Isolate every line in the data with the string "avec" and copy it.

SUPPLIED MATERIAL >>
#####
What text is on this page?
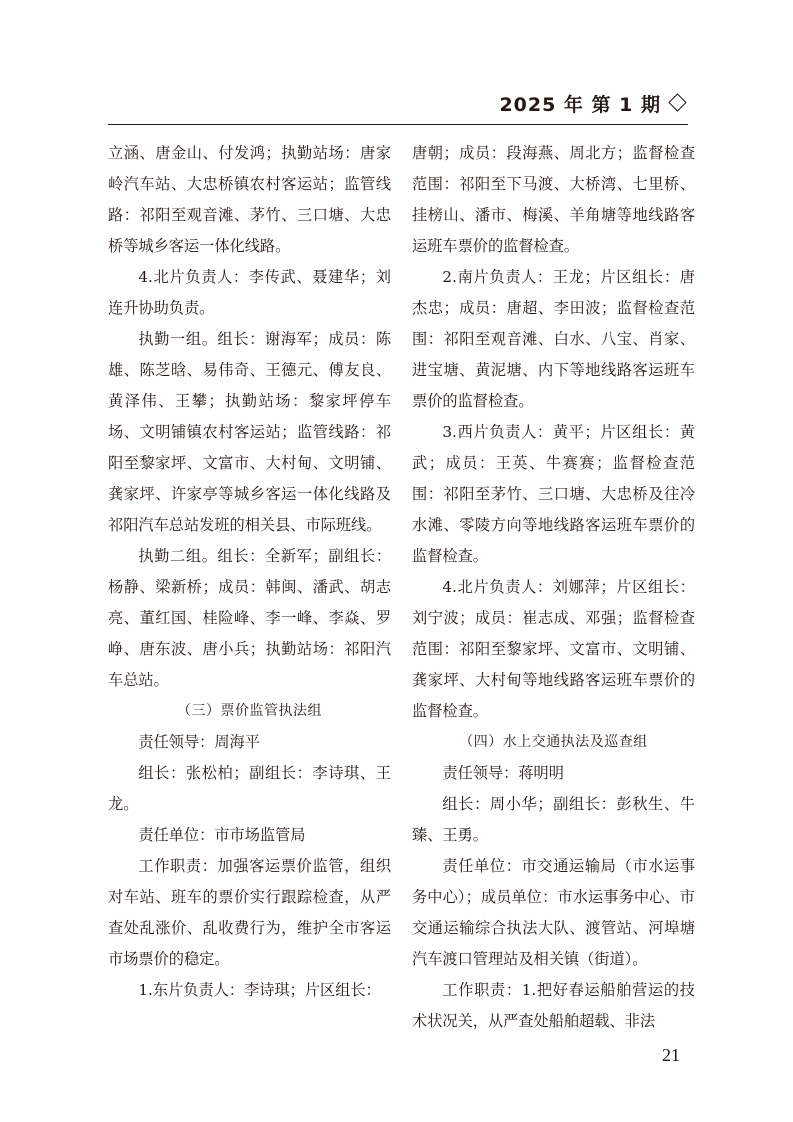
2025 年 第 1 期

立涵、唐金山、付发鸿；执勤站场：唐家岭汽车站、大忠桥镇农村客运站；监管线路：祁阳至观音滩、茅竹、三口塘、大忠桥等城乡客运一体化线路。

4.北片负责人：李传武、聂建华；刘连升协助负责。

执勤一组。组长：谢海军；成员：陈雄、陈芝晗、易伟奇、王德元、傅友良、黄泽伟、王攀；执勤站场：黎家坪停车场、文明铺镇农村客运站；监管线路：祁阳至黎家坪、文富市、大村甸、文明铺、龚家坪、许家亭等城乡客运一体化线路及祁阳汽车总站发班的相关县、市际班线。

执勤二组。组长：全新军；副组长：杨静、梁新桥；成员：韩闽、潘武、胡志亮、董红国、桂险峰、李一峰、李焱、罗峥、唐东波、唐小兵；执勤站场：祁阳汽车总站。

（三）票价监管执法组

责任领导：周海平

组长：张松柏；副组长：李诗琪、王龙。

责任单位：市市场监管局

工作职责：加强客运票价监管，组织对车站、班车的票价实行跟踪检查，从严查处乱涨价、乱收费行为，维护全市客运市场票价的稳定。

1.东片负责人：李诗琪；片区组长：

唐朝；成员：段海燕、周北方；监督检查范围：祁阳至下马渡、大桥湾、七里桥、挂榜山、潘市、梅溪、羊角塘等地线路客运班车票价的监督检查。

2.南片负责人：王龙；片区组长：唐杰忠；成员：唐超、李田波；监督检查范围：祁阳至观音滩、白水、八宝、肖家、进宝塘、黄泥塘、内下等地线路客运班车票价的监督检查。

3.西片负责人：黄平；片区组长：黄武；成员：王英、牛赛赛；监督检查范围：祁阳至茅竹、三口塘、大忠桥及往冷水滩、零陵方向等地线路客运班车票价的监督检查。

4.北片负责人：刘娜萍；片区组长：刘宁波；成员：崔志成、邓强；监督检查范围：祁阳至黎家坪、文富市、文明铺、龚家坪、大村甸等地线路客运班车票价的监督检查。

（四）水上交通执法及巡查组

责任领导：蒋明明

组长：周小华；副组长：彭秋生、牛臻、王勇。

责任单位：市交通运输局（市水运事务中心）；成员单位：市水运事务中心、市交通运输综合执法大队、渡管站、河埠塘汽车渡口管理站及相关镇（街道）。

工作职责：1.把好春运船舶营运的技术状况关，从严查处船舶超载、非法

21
#####
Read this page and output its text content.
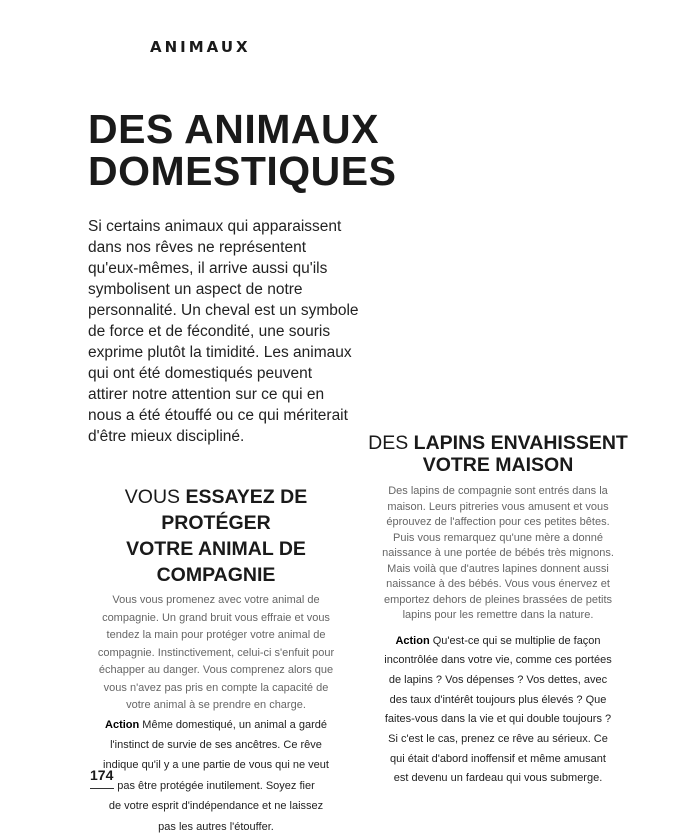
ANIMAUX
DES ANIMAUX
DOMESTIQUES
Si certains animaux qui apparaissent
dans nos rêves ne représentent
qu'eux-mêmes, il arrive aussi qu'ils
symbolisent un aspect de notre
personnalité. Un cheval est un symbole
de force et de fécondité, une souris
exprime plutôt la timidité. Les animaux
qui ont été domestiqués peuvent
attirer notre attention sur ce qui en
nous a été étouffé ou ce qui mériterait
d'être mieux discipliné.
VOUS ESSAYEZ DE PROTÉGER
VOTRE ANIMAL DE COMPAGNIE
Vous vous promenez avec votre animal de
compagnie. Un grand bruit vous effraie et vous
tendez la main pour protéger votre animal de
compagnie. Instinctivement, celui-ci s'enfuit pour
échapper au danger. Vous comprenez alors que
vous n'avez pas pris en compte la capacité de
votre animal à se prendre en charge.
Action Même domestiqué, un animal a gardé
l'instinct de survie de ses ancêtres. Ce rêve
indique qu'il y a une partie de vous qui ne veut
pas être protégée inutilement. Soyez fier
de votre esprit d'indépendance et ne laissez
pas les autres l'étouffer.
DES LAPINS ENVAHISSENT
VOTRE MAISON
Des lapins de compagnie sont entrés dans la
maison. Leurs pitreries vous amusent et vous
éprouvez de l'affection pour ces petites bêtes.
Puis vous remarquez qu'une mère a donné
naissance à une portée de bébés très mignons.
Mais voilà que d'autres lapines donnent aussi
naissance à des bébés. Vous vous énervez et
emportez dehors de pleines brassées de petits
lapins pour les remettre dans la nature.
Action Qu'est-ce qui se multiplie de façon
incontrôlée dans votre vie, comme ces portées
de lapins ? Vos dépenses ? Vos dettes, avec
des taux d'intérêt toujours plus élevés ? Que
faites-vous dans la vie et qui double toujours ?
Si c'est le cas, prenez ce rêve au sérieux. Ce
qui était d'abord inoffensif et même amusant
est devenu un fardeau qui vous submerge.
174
#####
TASK RESPONSE >>
Vous vous promenez avec votre animal de
de lapins ? Vos dépenses ? Vos dettes, avec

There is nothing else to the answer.